▶ [Entries from a dataset]:
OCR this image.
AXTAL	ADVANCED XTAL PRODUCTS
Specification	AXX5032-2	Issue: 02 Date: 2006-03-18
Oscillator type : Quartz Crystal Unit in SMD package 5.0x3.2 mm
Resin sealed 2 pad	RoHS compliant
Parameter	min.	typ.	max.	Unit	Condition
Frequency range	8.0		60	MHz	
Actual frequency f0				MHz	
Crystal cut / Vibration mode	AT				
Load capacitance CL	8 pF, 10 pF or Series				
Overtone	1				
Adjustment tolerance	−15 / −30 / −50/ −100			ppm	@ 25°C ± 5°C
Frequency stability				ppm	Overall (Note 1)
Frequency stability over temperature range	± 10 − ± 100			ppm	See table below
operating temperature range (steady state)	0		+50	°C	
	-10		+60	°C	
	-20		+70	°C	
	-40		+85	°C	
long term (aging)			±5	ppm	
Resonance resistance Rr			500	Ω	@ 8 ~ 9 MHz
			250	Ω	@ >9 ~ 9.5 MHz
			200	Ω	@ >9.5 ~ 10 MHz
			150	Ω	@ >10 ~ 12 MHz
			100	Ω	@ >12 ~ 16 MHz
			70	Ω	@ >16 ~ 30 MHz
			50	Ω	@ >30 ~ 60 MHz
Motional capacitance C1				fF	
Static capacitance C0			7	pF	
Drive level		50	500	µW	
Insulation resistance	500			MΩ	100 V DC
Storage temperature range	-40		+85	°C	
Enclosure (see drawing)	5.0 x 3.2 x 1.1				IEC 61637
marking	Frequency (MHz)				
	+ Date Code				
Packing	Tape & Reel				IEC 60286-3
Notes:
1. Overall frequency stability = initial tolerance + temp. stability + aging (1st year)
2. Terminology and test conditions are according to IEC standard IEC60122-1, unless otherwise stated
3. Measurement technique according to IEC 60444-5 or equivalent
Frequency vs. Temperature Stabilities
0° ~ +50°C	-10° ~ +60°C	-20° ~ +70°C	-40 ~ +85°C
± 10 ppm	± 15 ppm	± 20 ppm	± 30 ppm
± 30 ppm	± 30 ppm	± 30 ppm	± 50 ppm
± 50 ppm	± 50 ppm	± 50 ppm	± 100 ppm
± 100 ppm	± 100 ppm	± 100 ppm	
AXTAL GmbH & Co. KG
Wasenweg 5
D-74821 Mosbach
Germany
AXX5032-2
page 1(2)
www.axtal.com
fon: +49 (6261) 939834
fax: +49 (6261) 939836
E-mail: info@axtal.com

▶ [YOUR INSTRUCTIONS]: Track down every line of the material containing the string "Unit", and copy it.

▶ [OUTPUT]:
Oscillator type : Quartz Crystal Unit in SMD package 5.0x3.2 mm
Parameter	min.	typ.	max.	Unit	Condition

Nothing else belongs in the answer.